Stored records
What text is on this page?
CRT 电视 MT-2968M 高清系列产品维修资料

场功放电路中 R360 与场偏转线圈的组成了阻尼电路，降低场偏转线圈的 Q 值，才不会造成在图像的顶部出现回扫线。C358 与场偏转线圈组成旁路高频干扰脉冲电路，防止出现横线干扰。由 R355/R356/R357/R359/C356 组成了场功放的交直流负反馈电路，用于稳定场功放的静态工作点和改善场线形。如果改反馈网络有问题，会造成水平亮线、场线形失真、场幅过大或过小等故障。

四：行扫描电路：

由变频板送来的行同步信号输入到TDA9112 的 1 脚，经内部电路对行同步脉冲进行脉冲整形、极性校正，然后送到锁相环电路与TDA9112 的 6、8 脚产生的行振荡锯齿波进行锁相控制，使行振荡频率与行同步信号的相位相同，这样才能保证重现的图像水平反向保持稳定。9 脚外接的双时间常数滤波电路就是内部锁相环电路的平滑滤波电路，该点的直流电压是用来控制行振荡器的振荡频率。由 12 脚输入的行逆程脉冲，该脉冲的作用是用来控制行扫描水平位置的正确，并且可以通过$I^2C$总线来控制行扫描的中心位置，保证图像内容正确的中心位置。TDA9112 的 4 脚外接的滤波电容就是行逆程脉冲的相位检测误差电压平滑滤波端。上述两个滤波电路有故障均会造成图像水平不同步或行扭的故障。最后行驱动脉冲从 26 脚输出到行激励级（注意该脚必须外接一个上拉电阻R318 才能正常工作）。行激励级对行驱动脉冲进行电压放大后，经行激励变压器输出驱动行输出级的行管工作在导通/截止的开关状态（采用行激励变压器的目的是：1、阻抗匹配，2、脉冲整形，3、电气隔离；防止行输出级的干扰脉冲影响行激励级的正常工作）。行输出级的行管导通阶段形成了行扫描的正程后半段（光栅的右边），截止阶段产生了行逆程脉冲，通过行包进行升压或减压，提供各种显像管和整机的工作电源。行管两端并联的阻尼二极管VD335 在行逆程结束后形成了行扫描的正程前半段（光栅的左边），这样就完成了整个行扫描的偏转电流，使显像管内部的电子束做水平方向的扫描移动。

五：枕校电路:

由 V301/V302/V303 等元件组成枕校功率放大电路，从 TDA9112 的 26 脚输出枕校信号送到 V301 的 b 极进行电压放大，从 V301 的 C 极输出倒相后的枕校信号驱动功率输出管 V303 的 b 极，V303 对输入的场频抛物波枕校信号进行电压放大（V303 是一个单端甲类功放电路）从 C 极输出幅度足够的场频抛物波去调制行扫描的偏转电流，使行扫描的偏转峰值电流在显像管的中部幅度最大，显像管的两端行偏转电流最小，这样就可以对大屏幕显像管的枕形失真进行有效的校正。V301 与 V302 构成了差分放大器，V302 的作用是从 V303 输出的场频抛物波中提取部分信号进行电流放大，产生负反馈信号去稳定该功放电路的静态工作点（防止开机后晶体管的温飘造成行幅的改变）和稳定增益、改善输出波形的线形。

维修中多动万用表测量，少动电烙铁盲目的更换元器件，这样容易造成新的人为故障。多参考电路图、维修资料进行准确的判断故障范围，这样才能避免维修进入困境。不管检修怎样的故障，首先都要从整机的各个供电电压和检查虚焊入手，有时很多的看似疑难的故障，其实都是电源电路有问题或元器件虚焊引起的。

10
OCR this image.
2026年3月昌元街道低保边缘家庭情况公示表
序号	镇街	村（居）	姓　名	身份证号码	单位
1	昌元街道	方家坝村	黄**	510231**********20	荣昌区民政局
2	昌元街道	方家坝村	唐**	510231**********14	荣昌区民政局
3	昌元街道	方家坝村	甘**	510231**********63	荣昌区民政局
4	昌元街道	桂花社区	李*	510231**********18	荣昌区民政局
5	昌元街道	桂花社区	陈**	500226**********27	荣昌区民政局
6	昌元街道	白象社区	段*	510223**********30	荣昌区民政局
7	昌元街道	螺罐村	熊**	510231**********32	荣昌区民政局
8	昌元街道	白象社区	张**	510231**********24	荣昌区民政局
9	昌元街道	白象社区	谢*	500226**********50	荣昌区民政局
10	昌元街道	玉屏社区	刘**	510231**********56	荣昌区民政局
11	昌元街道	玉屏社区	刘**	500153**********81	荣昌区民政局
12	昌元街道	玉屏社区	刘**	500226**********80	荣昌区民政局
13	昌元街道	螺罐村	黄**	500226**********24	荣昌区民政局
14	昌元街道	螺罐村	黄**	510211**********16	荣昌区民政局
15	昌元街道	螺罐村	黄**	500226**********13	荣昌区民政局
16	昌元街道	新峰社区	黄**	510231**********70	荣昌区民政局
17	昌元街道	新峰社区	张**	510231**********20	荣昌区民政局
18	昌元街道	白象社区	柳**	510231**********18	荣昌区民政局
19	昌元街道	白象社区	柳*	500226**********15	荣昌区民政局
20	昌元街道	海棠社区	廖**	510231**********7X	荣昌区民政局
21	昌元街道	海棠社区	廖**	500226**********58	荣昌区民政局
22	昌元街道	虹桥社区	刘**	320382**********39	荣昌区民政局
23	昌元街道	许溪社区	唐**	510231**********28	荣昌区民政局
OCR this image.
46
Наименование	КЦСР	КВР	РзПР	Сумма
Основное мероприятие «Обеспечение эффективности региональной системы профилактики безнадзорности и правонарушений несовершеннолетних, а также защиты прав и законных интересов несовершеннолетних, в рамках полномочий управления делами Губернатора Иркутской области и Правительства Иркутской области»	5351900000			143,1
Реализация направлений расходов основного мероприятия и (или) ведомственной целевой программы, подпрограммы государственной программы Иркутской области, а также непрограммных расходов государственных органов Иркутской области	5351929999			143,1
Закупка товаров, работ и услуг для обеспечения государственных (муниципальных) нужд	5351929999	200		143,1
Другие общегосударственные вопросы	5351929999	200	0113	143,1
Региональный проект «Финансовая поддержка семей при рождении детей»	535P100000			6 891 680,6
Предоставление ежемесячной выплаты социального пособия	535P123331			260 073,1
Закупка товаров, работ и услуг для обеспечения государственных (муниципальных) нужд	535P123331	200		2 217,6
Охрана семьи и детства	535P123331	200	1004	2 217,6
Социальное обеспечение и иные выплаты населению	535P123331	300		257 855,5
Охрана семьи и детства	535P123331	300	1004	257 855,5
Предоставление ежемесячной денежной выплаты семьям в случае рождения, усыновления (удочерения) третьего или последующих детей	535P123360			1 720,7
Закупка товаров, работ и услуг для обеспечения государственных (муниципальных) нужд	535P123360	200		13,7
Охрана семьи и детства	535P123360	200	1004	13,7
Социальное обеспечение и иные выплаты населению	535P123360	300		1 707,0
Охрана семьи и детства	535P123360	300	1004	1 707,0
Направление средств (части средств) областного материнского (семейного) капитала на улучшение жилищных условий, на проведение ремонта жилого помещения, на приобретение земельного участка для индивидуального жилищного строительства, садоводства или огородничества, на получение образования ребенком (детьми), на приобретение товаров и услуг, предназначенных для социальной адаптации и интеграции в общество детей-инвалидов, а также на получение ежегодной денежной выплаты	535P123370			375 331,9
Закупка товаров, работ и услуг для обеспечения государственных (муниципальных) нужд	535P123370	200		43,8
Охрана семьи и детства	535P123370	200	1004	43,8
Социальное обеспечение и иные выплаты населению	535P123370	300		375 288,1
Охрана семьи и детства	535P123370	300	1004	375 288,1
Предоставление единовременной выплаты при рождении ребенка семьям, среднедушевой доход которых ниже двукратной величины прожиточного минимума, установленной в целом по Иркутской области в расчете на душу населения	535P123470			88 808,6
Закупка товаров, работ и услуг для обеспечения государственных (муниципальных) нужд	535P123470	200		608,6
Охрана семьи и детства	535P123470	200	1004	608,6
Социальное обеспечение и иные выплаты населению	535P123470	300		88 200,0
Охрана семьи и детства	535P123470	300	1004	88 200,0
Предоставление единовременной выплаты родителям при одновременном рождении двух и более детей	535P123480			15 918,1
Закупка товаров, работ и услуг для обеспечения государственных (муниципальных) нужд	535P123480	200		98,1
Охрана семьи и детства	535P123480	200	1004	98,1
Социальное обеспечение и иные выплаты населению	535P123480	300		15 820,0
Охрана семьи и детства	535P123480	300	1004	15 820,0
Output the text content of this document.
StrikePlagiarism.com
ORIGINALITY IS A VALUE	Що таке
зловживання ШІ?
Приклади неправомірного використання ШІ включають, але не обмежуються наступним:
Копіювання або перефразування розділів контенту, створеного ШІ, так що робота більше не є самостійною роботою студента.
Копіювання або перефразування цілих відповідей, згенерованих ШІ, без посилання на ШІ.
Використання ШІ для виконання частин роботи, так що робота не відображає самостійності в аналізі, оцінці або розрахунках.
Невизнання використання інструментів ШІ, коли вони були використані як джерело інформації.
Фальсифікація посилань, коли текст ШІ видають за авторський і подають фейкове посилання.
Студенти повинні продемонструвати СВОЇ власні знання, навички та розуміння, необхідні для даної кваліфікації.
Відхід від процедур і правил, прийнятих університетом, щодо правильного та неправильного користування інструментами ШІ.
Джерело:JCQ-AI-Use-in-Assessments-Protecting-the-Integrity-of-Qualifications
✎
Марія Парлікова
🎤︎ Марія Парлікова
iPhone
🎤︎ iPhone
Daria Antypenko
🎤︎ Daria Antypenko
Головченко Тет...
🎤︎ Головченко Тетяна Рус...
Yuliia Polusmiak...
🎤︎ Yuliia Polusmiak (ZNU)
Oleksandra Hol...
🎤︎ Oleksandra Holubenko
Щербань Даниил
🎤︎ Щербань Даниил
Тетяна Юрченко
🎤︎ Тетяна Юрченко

> _JOB_: Extract every line of the records above that contains the word "детства".

> _SOLVED EXERCISE_:
Охрана семьи и детства	535P123331	200	1004	2 217,6
Охрана семьи и детства	535P123331	300	1004	257 855,5
Охрана семьи и детства	535P123360	200	1004	13,7
Охрана семьи и детства	535P123360	300	1004	1 707,0
Охрана семьи и детства	535P123370	200	1004	43,8
Охрана семьи и детства	535P123370	300	1004	375 288,1
Охрана семьи и детства	535P123470	200	1004	608,6
Охрана семьи и детства	535P123470	300	1004	88 200,0
Охрана семьи и детства	535P123480	200	1004	98,1
Охрана семьи и детства	535P123480	300	1004	15 820,0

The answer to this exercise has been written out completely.